* [PROBLEM TO WORK ON] Say how many lines in the records include the string "Duration", adding no other words.

◆ ◆ ◆ ◆ ◆ ◆ ◆

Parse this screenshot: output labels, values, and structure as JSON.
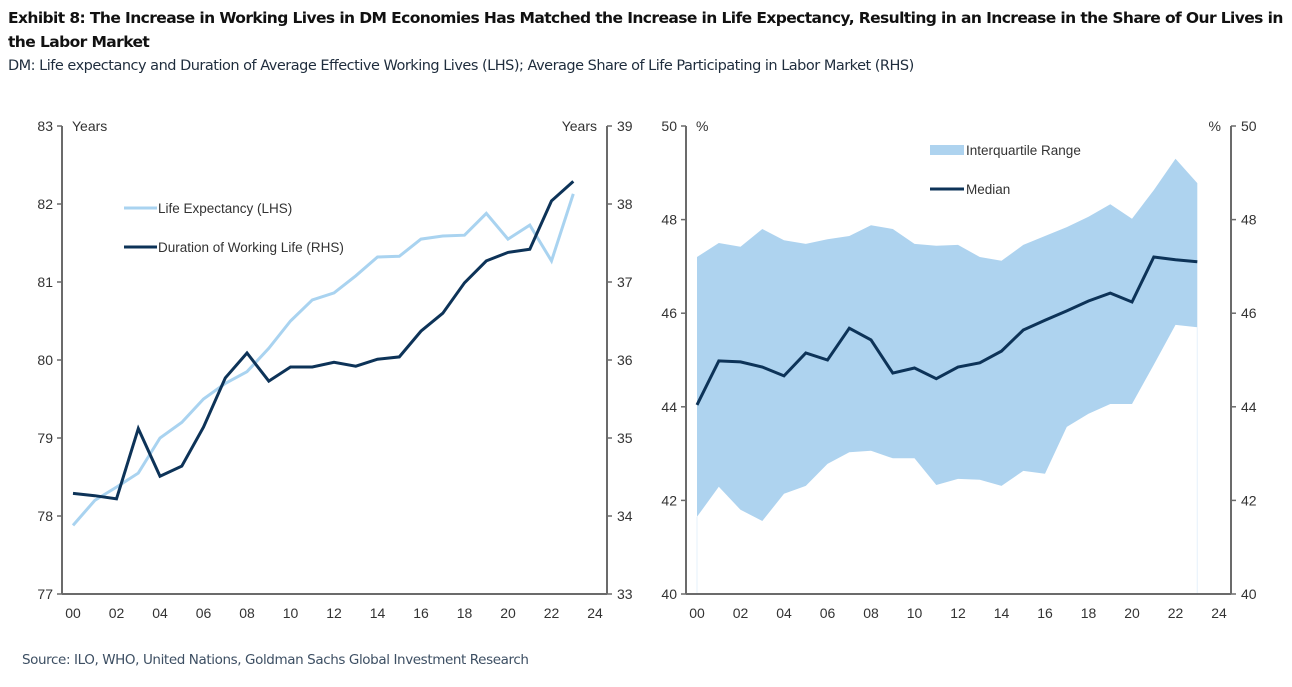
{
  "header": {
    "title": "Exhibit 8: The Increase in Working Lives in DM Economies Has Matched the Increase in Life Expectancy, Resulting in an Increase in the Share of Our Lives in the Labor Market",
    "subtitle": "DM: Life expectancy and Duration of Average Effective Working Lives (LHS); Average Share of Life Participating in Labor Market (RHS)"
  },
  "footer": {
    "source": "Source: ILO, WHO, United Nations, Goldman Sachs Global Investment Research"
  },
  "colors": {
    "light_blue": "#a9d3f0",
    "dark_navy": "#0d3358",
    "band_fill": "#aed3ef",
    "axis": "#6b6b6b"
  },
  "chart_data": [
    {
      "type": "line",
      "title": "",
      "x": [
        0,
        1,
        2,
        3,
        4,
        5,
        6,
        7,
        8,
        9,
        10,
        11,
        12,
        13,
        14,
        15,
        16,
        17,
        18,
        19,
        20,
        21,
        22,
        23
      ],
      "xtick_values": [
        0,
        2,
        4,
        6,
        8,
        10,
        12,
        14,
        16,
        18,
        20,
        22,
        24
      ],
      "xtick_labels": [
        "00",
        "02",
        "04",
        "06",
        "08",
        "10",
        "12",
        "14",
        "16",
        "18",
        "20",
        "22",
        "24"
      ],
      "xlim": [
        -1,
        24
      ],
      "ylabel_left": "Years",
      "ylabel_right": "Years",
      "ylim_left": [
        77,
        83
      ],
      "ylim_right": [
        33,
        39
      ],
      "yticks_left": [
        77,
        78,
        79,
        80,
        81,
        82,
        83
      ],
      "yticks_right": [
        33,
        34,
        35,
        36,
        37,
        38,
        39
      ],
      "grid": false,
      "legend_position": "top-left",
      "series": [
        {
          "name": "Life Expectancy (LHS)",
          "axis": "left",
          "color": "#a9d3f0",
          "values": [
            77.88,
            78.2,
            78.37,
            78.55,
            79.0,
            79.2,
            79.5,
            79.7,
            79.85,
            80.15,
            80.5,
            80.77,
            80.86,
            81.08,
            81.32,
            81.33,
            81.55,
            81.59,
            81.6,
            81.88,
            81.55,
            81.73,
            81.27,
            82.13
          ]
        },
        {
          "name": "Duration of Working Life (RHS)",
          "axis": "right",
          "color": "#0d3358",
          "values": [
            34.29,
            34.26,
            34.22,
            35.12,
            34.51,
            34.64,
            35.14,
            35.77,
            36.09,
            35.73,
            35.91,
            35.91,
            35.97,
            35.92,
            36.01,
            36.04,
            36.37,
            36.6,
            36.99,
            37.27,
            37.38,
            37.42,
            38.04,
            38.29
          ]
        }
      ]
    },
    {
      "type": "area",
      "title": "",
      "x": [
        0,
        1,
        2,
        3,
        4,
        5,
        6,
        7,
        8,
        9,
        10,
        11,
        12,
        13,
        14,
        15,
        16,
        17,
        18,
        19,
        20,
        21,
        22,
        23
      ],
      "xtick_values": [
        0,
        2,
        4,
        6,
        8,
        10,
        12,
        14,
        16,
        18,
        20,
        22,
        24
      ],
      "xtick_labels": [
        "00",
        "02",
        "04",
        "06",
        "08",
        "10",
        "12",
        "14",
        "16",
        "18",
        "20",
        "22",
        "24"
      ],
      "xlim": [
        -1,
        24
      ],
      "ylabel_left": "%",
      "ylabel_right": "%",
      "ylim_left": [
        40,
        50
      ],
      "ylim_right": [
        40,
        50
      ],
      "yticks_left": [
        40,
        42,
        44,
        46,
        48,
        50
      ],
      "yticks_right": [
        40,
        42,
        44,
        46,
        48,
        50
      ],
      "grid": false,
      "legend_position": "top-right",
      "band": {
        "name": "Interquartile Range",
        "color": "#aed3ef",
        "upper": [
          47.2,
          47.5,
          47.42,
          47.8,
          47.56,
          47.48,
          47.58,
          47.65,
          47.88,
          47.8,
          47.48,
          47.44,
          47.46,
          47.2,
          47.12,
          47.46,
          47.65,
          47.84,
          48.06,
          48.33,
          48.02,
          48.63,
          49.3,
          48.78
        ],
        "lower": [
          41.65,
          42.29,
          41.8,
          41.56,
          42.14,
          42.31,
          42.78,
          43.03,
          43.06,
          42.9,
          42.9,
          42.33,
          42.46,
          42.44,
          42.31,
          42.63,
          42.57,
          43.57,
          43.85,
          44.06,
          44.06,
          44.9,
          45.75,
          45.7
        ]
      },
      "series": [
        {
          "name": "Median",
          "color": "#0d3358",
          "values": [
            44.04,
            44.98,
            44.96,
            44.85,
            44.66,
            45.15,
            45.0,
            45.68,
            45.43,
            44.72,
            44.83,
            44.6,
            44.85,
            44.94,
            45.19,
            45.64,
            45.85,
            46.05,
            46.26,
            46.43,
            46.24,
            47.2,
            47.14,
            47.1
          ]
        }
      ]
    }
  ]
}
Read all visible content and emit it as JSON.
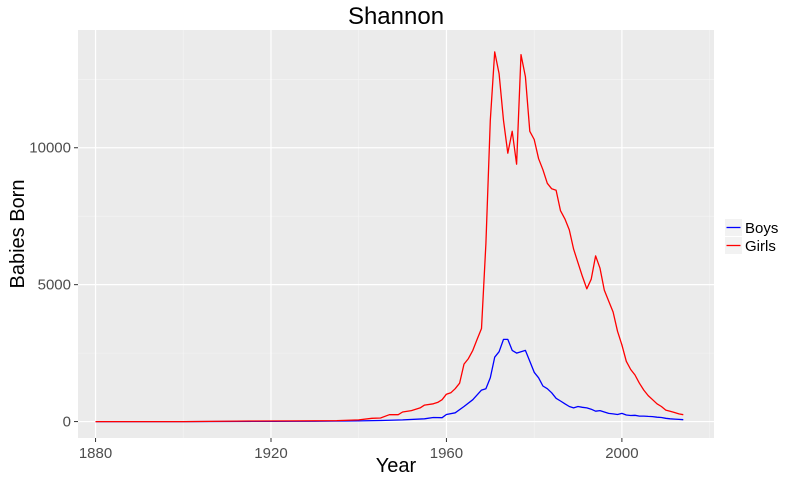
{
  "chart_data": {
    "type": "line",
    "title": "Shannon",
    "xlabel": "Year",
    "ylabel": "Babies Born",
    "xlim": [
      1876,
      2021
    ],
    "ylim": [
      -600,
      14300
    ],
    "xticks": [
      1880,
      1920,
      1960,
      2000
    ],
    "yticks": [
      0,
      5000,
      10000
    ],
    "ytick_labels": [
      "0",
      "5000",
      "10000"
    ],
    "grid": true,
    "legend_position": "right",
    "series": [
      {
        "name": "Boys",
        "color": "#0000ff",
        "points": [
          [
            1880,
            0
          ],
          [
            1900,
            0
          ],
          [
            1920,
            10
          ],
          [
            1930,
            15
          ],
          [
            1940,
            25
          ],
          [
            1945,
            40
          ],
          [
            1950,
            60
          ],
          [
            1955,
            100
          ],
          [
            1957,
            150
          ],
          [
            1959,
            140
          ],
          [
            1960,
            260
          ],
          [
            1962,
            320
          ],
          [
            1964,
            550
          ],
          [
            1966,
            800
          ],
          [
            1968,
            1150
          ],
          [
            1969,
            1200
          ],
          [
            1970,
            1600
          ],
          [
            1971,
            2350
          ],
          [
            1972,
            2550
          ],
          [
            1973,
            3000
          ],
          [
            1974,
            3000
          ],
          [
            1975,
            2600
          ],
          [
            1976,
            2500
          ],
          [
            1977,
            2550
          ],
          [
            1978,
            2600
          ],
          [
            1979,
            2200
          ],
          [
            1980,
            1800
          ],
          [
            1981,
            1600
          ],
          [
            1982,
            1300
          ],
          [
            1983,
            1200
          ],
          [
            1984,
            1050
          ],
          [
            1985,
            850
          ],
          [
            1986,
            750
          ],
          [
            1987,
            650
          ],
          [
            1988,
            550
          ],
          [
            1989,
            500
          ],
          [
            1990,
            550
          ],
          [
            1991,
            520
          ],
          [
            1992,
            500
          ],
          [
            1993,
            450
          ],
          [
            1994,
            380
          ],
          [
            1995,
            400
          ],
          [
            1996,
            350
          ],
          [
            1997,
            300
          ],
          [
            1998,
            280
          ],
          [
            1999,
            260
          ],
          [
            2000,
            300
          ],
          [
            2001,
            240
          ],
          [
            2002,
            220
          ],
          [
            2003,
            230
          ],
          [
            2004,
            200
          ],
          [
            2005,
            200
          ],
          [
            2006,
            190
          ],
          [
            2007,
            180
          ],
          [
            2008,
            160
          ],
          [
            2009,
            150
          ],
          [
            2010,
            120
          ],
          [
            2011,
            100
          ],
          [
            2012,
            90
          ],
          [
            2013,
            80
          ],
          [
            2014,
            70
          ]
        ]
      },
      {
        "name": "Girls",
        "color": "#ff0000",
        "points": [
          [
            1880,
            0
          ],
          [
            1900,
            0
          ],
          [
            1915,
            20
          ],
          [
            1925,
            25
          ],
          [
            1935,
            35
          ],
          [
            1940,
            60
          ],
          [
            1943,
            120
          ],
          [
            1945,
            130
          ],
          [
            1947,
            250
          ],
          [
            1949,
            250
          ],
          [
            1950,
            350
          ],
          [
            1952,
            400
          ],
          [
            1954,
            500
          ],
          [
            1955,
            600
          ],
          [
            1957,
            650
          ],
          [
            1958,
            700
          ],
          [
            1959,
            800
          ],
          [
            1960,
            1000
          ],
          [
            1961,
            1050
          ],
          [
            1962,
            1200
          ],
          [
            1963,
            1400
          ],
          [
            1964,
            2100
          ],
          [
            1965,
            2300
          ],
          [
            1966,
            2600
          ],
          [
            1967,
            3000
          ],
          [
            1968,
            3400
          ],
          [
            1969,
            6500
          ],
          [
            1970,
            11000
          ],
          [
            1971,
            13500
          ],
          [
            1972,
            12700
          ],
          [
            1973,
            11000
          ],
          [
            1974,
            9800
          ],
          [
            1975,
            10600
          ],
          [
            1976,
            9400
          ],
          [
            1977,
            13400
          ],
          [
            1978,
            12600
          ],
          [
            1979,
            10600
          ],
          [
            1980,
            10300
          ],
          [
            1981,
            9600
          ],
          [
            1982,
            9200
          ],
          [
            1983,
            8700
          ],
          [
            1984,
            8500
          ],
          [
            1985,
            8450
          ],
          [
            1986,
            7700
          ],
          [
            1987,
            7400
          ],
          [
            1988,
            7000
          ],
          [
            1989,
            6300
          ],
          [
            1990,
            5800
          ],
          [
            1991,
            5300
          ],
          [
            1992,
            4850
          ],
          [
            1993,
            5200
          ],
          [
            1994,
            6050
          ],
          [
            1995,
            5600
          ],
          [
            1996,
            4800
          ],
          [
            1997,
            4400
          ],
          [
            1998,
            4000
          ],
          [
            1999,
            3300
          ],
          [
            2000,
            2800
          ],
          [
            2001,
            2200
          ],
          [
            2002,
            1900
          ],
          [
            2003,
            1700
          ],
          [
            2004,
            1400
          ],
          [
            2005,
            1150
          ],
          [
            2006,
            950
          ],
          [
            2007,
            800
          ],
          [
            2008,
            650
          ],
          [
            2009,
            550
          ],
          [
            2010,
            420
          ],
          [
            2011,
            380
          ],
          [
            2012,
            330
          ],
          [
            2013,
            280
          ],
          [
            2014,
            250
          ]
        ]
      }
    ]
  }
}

◆ ◆ ◆ ◆ ◆ ◆ ◆

* [OUTPUT OF THE TASK] 2